**INSTRUCTIONS TO FOLLOW**
Report only the number of lines in this material that include the string "style".

- - - -

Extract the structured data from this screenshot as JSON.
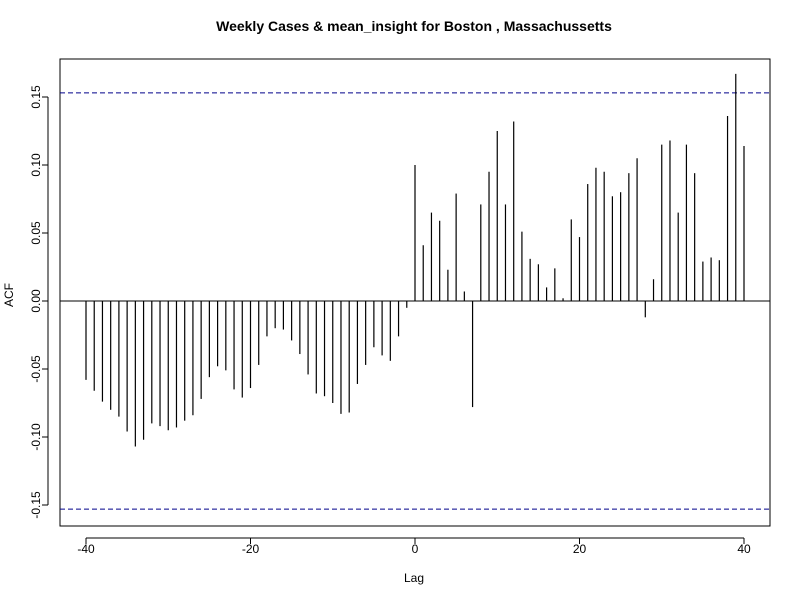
{
  "chart_data": {
    "type": "bar",
    "title": "Weekly Cases & mean_insight for Boston , Massachussetts",
    "xlabel": "Lag",
    "ylabel": "ACF",
    "xlim": [
      -40,
      40
    ],
    "ylim": [
      -0.165,
      0.17
    ],
    "x_ticks": [
      -40,
      -20,
      0,
      20,
      40
    ],
    "x_tick_labels": [
      "-40",
      "-20",
      "0",
      "20",
      "40"
    ],
    "y_ticks": [
      -0.15,
      -0.1,
      -0.05,
      0.0,
      0.05,
      0.1,
      0.15
    ],
    "y_tick_labels": [
      "-0.15",
      "-0.10",
      "-0.05",
      "0.00",
      "0.05",
      "0.10",
      "0.15"
    ],
    "confidence_bound": 0.153,
    "confidence_line_color": "#00008b",
    "bar_color": "#000000",
    "series": [
      {
        "x": [
          -40,
          -39,
          -38,
          -37,
          -36,
          -35,
          -34,
          -33,
          -32,
          -31,
          -30,
          -29,
          -28,
          -27,
          -26,
          -25,
          -24,
          -23,
          -22,
          -21,
          -20,
          -19,
          -18,
          -17,
          -16,
          -15,
          -14,
          -13,
          -12,
          -11,
          -10,
          -9,
          -8,
          -7,
          -6,
          -5,
          -4,
          -3,
          -2,
          -1,
          0,
          1,
          2,
          3,
          4,
          5,
          6,
          7,
          8,
          9,
          10,
          11,
          12,
          13,
          14,
          15,
          16,
          17,
          18,
          19,
          20,
          21,
          22,
          23,
          24,
          25,
          26,
          27,
          28,
          29,
          30,
          31,
          32,
          33,
          34,
          35,
          36,
          37,
          38,
          39,
          40
        ],
        "values": [
          -0.058,
          -0.066,
          -0.074,
          -0.08,
          -0.085,
          -0.096,
          -0.107,
          -0.102,
          -0.09,
          -0.092,
          -0.095,
          -0.093,
          -0.088,
          -0.084,
          -0.072,
          -0.056,
          -0.048,
          -0.051,
          -0.065,
          -0.071,
          -0.064,
          -0.047,
          -0.026,
          -0.02,
          -0.021,
          -0.029,
          -0.039,
          -0.054,
          -0.068,
          -0.07,
          -0.075,
          -0.083,
          -0.082,
          -0.061,
          -0.047,
          -0.034,
          -0.04,
          -0.044,
          -0.026,
          -0.005,
          0.1,
          0.041,
          0.065,
          0.059,
          0.023,
          0.079,
          0.007,
          -0.078,
          0.071,
          0.095,
          0.125,
          0.071,
          0.132,
          0.051,
          0.031,
          0.027,
          0.01,
          0.024,
          0.002,
          0.06,
          0.047,
          0.086,
          0.098,
          0.095,
          0.077,
          0.08,
          0.094,
          0.105,
          -0.012,
          0.016,
          0.115,
          0.118,
          0.065,
          0.115,
          0.094,
          0.029,
          0.032,
          0.03,
          0.136,
          0.167,
          0.114
        ]
      }
    ]
  }
}
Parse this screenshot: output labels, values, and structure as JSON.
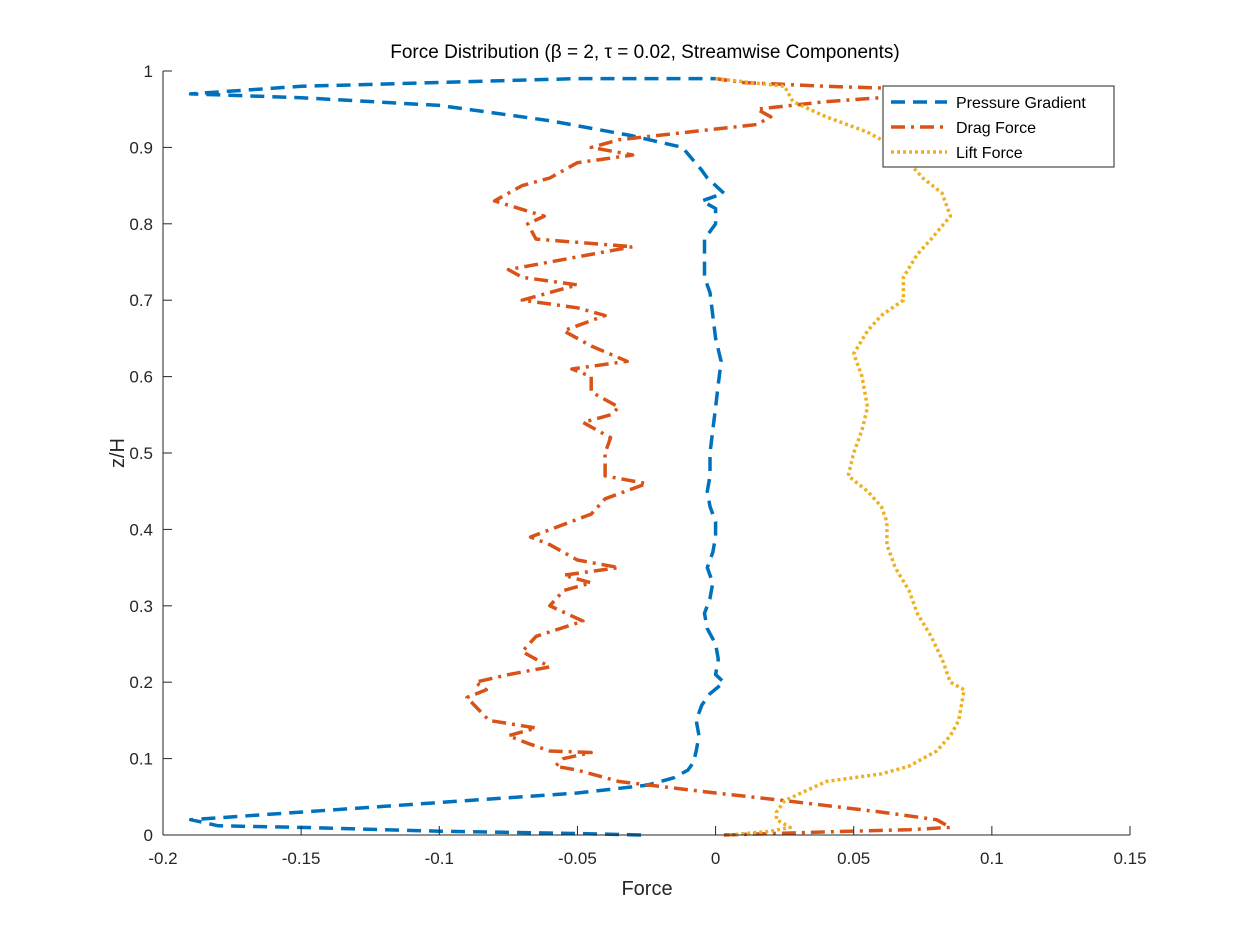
{
  "chart_data": {
    "type": "line",
    "title": "Force Distribution (β = 2, τ = 0.02, Streamwise Components)",
    "xlabel": "Force",
    "ylabel": "z/H",
    "xlim": [
      -0.2,
      0.15
    ],
    "ylim": [
      0,
      1
    ],
    "xticks": [
      "-0.2",
      "-0.15",
      "-0.1",
      "-0.05",
      "0",
      "0.05",
      "0.1",
      "0.15"
    ],
    "yticks": [
      "0",
      "0.1",
      "0.2",
      "0.3",
      "0.4",
      "0.5",
      "0.6",
      "0.7",
      "0.8",
      "0.9",
      "1"
    ],
    "grid": false,
    "legend_position": "top-right",
    "series": [
      {
        "name": "Pressure Gradient",
        "color": "#0072BD",
        "style": "dashed",
        "points": [
          [
            -0.027,
            0.0
          ],
          [
            -0.05,
            0.002
          ],
          [
            -0.1,
            0.005
          ],
          [
            -0.15,
            0.01
          ],
          [
            -0.18,
            0.012
          ],
          [
            -0.19,
            0.02
          ],
          [
            -0.15,
            0.03
          ],
          [
            -0.09,
            0.045
          ],
          [
            -0.05,
            0.055
          ],
          [
            -0.025,
            0.065
          ],
          [
            -0.015,
            0.075
          ],
          [
            -0.01,
            0.085
          ],
          [
            -0.008,
            0.095
          ],
          [
            -0.007,
            0.11
          ],
          [
            -0.006,
            0.13
          ],
          [
            -0.007,
            0.15
          ],
          [
            -0.005,
            0.17
          ],
          [
            -0.002,
            0.185
          ],
          [
            0.003,
            0.2
          ],
          [
            0.0,
            0.21
          ],
          [
            0.001,
            0.23
          ],
          [
            0.0,
            0.25
          ],
          [
            -0.003,
            0.27
          ],
          [
            -0.004,
            0.29
          ],
          [
            -0.002,
            0.31
          ],
          [
            -0.001,
            0.33
          ],
          [
            -0.003,
            0.35
          ],
          [
            -0.001,
            0.37
          ],
          [
            0.0,
            0.39
          ],
          [
            0.0,
            0.41
          ],
          [
            -0.002,
            0.43
          ],
          [
            -0.003,
            0.45
          ],
          [
            -0.002,
            0.47
          ],
          [
            -0.002,
            0.5
          ],
          [
            -0.001,
            0.53
          ],
          [
            0.0,
            0.56
          ],
          [
            0.001,
            0.59
          ],
          [
            0.002,
            0.62
          ],
          [
            0.0,
            0.65
          ],
          [
            -0.001,
            0.68
          ],
          [
            -0.002,
            0.71
          ],
          [
            -0.004,
            0.73
          ],
          [
            -0.004,
            0.76
          ],
          [
            -0.004,
            0.78
          ],
          [
            0.0,
            0.8
          ],
          [
            0.0,
            0.82
          ],
          [
            -0.005,
            0.83
          ],
          [
            0.003,
            0.84
          ],
          [
            -0.003,
            0.86
          ],
          [
            -0.005,
            0.87
          ],
          [
            -0.012,
            0.9
          ],
          [
            -0.03,
            0.915
          ],
          [
            -0.06,
            0.935
          ],
          [
            -0.1,
            0.955
          ],
          [
            -0.15,
            0.965
          ],
          [
            -0.19,
            0.97
          ],
          [
            -0.15,
            0.98
          ],
          [
            -0.1,
            0.985
          ],
          [
            -0.05,
            0.99
          ],
          [
            0.0,
            0.99
          ]
        ]
      },
      {
        "name": "Drag Force",
        "color": "#D95319",
        "style": "dashdot",
        "points": [
          [
            0.003,
            0.0
          ],
          [
            0.04,
            0.004
          ],
          [
            0.07,
            0.007
          ],
          [
            0.085,
            0.01
          ],
          [
            0.08,
            0.02
          ],
          [
            0.06,
            0.03
          ],
          [
            0.025,
            0.045
          ],
          [
            0.0,
            0.055
          ],
          [
            -0.035,
            0.07
          ],
          [
            -0.05,
            0.085
          ],
          [
            -0.058,
            0.09
          ],
          [
            -0.055,
            0.1
          ],
          [
            -0.045,
            0.108
          ],
          [
            -0.06,
            0.11
          ],
          [
            -0.068,
            0.12
          ],
          [
            -0.075,
            0.13
          ],
          [
            -0.065,
            0.14
          ],
          [
            -0.082,
            0.15
          ],
          [
            -0.09,
            0.18
          ],
          [
            -0.083,
            0.19
          ],
          [
            -0.087,
            0.2
          ],
          [
            -0.075,
            0.21
          ],
          [
            -0.06,
            0.22
          ],
          [
            -0.07,
            0.24
          ],
          [
            -0.065,
            0.26
          ],
          [
            -0.048,
            0.28
          ],
          [
            -0.06,
            0.3
          ],
          [
            -0.055,
            0.32
          ],
          [
            -0.045,
            0.33
          ],
          [
            -0.055,
            0.34
          ],
          [
            -0.035,
            0.35
          ],
          [
            -0.05,
            0.36
          ],
          [
            -0.06,
            0.38
          ],
          [
            -0.067,
            0.39
          ],
          [
            -0.045,
            0.42
          ],
          [
            -0.04,
            0.44
          ],
          [
            -0.025,
            0.46
          ],
          [
            -0.04,
            0.47
          ],
          [
            -0.04,
            0.5
          ],
          [
            -0.038,
            0.52
          ],
          [
            -0.048,
            0.54
          ],
          [
            -0.038,
            0.55
          ],
          [
            -0.035,
            0.56
          ],
          [
            -0.045,
            0.58
          ],
          [
            -0.045,
            0.6
          ],
          [
            -0.052,
            0.61
          ],
          [
            -0.032,
            0.62
          ],
          [
            -0.045,
            0.64
          ],
          [
            -0.055,
            0.66
          ],
          [
            -0.04,
            0.68
          ],
          [
            -0.05,
            0.69
          ],
          [
            -0.07,
            0.7
          ],
          [
            -0.05,
            0.72
          ],
          [
            -0.07,
            0.73
          ],
          [
            -0.075,
            0.74
          ],
          [
            -0.06,
            0.75
          ],
          [
            -0.03,
            0.77
          ],
          [
            -0.065,
            0.78
          ],
          [
            -0.068,
            0.8
          ],
          [
            -0.062,
            0.81
          ],
          [
            -0.08,
            0.83
          ],
          [
            -0.075,
            0.84
          ],
          [
            -0.07,
            0.85
          ],
          [
            -0.06,
            0.86
          ],
          [
            -0.055,
            0.87
          ],
          [
            -0.05,
            0.88
          ],
          [
            -0.04,
            0.885
          ],
          [
            -0.03,
            0.89
          ],
          [
            -0.045,
            0.9
          ],
          [
            -0.035,
            0.91
          ],
          [
            -0.01,
            0.92
          ],
          [
            0.015,
            0.93
          ],
          [
            0.02,
            0.94
          ],
          [
            0.015,
            0.95
          ],
          [
            0.04,
            0.96
          ],
          [
            0.06,
            0.965
          ],
          [
            0.085,
            0.975
          ],
          [
            0.04,
            0.98
          ],
          [
            0.01,
            0.985
          ],
          [
            0.0,
            0.99
          ]
        ]
      },
      {
        "name": "Lift Force",
        "color": "#EDB120",
        "style": "dotted",
        "points": [
          [
            0.005,
            0.0
          ],
          [
            0.02,
            0.005
          ],
          [
            0.027,
            0.01
          ],
          [
            0.022,
            0.02
          ],
          [
            0.022,
            0.03
          ],
          [
            0.025,
            0.045
          ],
          [
            0.04,
            0.07
          ],
          [
            0.06,
            0.08
          ],
          [
            0.07,
            0.09
          ],
          [
            0.075,
            0.1
          ],
          [
            0.08,
            0.11
          ],
          [
            0.085,
            0.13
          ],
          [
            0.088,
            0.15
          ],
          [
            0.09,
            0.19
          ],
          [
            0.085,
            0.2
          ],
          [
            0.082,
            0.23
          ],
          [
            0.078,
            0.26
          ],
          [
            0.073,
            0.29
          ],
          [
            0.07,
            0.32
          ],
          [
            0.065,
            0.35
          ],
          [
            0.062,
            0.38
          ],
          [
            0.062,
            0.41
          ],
          [
            0.06,
            0.43
          ],
          [
            0.055,
            0.45
          ],
          [
            0.048,
            0.47
          ],
          [
            0.05,
            0.5
          ],
          [
            0.053,
            0.53
          ],
          [
            0.055,
            0.56
          ],
          [
            0.053,
            0.6
          ],
          [
            0.05,
            0.63
          ],
          [
            0.055,
            0.66
          ],
          [
            0.06,
            0.68
          ],
          [
            0.068,
            0.7
          ],
          [
            0.068,
            0.73
          ],
          [
            0.073,
            0.76
          ],
          [
            0.078,
            0.78
          ],
          [
            0.085,
            0.81
          ],
          [
            0.082,
            0.84
          ],
          [
            0.075,
            0.86
          ],
          [
            0.07,
            0.88
          ],
          [
            0.065,
            0.9
          ],
          [
            0.055,
            0.92
          ],
          [
            0.04,
            0.94
          ],
          [
            0.028,
            0.96
          ],
          [
            0.025,
            0.98
          ],
          [
            0.0,
            0.99
          ]
        ]
      }
    ]
  }
}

- - - -

**ANSWER FOR THE TASK**
3